INPUT FOR THIS TASK section start

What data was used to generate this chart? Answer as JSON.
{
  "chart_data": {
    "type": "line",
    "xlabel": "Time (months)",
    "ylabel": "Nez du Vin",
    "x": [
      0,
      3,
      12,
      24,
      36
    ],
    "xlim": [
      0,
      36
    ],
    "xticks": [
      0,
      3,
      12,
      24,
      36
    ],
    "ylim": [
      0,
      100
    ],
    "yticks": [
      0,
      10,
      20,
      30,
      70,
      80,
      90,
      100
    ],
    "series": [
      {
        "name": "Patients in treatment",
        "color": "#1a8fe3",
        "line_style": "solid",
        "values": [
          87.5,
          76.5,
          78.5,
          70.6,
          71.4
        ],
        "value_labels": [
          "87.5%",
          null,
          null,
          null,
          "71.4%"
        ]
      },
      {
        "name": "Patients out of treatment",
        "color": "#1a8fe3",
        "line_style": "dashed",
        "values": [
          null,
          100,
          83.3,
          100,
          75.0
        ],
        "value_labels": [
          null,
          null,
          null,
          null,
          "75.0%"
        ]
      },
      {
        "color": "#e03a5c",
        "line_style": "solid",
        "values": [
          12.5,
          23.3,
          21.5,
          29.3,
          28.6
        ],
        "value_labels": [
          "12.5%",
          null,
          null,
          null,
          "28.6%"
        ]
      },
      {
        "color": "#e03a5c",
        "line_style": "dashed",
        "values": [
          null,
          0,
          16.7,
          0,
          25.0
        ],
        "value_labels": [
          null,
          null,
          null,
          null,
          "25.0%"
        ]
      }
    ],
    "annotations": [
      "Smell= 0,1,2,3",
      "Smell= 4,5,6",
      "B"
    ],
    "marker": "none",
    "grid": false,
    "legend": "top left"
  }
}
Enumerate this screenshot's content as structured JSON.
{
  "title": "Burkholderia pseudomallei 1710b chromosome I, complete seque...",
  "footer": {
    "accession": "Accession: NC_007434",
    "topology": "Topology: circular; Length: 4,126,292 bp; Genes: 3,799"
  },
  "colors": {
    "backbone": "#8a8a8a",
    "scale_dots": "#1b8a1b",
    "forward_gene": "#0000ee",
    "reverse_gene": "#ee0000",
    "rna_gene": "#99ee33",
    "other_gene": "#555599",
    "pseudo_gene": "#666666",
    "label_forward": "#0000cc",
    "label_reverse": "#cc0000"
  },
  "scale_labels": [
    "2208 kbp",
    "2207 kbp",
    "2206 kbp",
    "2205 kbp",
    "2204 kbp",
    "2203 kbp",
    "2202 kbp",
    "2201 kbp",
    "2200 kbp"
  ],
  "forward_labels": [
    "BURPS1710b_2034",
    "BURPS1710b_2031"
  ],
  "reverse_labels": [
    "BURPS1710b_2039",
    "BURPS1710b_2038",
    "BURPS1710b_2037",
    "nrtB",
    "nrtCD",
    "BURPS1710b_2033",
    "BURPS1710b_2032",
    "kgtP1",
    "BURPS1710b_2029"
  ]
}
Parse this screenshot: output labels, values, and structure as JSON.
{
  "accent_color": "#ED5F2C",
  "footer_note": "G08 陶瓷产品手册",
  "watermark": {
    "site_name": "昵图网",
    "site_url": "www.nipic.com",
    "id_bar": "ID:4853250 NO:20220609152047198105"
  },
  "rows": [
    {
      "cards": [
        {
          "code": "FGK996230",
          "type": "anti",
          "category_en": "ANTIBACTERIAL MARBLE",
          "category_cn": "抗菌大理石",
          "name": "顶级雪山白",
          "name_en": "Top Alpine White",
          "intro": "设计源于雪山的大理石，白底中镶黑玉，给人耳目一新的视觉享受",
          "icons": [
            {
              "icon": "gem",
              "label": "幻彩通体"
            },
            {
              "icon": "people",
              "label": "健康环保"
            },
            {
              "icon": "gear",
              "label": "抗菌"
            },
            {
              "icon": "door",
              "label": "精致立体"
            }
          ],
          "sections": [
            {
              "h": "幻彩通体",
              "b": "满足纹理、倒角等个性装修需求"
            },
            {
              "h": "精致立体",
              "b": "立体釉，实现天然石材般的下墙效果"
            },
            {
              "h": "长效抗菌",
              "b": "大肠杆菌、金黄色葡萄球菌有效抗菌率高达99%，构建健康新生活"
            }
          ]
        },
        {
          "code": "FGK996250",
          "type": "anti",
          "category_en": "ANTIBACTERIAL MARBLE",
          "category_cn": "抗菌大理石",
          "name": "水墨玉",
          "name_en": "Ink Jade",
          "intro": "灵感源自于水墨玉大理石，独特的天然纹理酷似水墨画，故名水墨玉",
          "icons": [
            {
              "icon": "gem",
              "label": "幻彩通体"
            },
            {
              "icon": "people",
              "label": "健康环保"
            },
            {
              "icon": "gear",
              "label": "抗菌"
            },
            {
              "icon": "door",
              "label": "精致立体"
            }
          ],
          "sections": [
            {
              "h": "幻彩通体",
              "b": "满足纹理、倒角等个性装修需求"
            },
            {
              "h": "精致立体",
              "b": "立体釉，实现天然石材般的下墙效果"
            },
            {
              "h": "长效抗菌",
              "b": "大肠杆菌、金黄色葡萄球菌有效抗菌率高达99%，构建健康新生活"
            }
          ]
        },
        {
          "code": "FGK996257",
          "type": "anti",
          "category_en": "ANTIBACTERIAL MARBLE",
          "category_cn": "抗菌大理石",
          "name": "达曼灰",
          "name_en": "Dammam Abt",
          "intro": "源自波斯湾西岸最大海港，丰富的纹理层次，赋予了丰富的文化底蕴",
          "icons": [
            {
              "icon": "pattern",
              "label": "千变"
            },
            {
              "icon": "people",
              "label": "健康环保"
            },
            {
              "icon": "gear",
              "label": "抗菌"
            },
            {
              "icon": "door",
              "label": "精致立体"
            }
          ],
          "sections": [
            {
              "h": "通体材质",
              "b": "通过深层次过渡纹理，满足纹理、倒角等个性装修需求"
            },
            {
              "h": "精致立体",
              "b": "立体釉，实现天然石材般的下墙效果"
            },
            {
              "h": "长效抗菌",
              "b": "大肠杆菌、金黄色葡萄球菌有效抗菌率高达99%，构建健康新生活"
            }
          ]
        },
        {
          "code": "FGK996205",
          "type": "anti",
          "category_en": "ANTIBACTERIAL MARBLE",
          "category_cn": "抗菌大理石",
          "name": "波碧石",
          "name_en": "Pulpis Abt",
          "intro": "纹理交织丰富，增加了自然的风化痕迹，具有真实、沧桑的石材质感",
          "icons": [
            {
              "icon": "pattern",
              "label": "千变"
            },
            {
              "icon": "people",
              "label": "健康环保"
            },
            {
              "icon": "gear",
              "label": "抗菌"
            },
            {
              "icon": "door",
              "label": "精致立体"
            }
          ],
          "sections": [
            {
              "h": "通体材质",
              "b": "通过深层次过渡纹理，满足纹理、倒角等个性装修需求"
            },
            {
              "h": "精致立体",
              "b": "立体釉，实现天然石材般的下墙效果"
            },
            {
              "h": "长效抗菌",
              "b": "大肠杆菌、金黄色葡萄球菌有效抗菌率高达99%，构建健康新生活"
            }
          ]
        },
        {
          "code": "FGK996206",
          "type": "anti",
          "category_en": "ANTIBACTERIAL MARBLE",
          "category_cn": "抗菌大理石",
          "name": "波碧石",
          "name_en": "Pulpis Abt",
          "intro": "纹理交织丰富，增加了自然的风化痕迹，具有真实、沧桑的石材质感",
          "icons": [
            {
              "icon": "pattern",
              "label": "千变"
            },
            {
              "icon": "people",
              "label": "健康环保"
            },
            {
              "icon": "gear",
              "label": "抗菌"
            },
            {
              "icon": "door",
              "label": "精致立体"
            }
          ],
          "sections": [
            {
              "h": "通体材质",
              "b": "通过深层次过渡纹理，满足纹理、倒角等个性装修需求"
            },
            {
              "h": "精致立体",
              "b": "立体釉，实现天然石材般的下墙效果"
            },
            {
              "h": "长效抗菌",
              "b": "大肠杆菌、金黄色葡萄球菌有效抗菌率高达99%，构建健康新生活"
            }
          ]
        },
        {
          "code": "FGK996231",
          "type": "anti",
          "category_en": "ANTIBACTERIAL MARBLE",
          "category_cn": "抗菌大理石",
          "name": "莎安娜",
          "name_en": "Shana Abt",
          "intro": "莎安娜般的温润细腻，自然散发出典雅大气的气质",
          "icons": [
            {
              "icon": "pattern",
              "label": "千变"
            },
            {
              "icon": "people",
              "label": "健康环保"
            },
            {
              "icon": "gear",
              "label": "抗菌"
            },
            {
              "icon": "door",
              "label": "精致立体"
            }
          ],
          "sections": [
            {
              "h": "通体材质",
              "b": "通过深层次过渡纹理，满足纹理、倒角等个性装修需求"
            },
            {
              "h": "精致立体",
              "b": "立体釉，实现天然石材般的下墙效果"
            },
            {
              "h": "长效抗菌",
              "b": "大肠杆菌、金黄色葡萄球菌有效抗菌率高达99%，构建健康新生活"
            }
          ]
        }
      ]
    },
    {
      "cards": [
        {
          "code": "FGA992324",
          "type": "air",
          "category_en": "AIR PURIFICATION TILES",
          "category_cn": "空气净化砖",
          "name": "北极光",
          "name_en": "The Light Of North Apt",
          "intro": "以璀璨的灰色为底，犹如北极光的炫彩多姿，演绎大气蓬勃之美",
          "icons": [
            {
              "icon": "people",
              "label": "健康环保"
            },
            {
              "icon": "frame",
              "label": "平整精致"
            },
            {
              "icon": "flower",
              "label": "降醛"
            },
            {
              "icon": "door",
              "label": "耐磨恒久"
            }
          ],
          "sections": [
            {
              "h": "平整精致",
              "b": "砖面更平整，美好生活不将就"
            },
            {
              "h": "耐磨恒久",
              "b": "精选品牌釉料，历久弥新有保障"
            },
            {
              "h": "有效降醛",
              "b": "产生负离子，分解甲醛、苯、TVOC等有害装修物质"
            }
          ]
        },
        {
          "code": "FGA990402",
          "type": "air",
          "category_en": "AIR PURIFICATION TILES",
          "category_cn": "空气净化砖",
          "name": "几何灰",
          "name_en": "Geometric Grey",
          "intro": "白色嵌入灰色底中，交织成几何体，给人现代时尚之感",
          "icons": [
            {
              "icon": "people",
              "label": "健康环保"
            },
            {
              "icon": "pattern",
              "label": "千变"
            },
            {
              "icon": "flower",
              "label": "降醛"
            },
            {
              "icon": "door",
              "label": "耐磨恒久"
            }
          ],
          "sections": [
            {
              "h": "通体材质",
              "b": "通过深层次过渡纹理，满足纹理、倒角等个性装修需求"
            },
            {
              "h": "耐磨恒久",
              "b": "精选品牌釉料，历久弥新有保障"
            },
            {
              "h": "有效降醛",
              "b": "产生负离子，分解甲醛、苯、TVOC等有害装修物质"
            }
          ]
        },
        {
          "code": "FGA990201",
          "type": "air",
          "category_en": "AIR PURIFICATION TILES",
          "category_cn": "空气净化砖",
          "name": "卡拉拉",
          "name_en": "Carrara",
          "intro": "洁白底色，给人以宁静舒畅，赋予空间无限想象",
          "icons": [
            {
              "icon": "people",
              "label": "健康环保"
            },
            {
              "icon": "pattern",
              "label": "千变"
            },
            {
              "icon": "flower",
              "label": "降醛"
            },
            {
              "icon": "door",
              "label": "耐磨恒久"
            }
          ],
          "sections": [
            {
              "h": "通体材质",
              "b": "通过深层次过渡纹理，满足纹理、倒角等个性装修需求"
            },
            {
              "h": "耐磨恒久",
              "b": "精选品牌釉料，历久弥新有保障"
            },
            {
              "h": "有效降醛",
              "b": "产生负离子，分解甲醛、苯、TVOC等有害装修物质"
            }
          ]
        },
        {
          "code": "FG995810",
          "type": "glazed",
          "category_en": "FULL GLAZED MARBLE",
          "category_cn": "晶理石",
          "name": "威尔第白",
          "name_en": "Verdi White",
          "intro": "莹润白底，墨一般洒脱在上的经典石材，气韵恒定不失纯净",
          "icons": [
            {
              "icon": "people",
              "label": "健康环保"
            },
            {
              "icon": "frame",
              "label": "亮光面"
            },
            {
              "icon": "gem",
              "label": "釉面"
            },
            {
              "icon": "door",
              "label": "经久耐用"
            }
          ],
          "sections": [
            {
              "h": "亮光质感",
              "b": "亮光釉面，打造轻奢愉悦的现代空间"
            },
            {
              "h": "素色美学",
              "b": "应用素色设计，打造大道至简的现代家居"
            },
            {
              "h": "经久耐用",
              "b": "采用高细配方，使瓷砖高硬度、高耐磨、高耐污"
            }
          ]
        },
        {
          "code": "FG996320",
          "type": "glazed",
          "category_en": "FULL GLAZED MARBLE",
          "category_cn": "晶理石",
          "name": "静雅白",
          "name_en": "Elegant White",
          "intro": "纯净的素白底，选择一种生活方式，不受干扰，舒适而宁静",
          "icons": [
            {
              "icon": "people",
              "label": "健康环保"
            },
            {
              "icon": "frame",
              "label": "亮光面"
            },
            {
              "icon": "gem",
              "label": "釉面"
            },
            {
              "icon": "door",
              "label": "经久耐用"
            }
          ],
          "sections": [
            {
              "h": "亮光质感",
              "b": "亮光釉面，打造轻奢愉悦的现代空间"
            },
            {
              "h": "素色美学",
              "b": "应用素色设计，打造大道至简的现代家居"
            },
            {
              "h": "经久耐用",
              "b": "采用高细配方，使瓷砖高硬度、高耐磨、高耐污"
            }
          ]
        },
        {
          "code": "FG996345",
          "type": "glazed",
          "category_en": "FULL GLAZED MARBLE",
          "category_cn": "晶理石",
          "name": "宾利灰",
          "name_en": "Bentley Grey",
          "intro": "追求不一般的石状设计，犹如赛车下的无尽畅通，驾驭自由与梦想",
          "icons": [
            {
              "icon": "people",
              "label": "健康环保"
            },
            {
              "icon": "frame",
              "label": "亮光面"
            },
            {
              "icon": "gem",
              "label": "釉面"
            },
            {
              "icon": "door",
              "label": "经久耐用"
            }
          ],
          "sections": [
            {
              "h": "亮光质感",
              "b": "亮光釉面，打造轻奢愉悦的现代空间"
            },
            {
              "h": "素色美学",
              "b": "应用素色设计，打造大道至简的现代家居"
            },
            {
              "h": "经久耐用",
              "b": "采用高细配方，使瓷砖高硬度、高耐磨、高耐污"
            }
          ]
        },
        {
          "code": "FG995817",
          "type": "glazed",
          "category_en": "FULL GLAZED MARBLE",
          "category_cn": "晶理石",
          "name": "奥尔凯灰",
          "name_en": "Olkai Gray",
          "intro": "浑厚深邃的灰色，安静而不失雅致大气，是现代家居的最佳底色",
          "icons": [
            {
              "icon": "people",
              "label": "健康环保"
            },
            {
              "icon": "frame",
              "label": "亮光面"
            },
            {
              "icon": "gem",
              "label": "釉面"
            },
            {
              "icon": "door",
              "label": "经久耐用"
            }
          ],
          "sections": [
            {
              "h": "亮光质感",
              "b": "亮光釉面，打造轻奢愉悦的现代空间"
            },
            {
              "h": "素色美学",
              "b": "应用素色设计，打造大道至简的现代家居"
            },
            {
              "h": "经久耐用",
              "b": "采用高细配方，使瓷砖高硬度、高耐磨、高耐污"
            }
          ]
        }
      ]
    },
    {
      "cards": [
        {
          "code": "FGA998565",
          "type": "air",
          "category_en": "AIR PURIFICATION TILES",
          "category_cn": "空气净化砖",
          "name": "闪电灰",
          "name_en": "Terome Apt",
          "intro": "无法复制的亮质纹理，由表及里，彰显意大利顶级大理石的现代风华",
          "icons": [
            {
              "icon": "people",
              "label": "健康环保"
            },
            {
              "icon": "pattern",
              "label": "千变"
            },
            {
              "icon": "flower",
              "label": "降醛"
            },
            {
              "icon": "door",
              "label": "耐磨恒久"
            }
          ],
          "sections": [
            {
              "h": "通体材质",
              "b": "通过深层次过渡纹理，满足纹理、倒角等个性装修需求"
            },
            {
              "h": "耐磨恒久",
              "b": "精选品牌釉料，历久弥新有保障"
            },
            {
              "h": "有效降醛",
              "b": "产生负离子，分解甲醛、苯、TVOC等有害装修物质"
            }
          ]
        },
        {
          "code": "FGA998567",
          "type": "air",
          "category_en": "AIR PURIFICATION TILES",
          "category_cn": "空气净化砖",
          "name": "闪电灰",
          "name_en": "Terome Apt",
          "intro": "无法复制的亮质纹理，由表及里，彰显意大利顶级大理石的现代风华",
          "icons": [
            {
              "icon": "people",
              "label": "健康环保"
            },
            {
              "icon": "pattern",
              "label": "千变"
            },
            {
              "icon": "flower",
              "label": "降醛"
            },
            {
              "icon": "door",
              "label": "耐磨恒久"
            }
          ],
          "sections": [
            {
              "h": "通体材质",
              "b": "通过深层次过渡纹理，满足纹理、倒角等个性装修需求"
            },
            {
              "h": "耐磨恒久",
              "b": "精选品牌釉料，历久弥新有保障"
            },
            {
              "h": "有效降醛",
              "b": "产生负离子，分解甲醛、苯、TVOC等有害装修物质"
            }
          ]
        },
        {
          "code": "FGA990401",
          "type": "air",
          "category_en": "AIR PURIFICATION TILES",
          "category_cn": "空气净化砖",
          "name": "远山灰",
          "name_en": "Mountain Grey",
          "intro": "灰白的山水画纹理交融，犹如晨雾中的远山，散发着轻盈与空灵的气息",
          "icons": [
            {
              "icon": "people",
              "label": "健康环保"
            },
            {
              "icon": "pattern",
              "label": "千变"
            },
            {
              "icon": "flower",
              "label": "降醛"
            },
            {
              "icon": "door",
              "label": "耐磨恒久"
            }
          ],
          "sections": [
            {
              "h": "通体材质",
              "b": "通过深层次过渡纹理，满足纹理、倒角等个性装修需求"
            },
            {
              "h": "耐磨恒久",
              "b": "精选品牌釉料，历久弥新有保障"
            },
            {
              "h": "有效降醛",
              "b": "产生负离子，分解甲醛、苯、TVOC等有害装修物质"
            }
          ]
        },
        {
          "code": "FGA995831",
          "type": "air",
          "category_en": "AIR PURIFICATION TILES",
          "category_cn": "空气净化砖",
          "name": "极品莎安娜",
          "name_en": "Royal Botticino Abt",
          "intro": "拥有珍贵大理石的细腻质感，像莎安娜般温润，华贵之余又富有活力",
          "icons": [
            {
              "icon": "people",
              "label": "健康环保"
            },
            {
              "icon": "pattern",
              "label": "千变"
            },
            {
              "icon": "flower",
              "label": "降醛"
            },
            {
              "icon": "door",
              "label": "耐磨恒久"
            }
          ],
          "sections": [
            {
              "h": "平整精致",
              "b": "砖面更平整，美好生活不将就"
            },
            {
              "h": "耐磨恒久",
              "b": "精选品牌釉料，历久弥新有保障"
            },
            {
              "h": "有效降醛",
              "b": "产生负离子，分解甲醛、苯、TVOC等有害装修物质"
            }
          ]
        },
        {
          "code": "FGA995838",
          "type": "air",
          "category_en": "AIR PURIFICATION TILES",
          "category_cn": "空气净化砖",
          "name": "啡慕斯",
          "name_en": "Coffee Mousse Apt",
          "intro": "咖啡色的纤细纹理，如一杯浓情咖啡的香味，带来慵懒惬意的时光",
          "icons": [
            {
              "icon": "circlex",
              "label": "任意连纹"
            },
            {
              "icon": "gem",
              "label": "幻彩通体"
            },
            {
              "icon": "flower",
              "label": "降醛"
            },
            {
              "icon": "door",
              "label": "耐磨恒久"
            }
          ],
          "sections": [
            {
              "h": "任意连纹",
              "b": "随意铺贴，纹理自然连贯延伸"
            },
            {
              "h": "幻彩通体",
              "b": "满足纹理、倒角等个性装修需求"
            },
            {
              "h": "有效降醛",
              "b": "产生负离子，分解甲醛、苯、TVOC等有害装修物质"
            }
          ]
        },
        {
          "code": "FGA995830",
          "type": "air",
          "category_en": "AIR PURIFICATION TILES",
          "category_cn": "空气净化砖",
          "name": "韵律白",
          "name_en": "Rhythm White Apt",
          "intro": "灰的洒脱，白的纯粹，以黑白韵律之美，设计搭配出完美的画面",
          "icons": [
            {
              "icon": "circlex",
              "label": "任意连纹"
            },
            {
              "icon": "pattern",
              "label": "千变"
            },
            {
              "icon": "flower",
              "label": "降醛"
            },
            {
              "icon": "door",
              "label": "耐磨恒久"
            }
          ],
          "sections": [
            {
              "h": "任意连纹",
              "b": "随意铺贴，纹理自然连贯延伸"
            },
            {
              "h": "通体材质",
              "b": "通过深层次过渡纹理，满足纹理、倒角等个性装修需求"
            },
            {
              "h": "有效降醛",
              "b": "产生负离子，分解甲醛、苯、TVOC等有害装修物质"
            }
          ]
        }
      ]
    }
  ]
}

INPUT FOR THIS TASK section end

Scan the data, and report each line that uses the word "Patients".

EXERCISE ANSWER:
        "name": "Patients in treatment",
        "name": "Patients out of treatment",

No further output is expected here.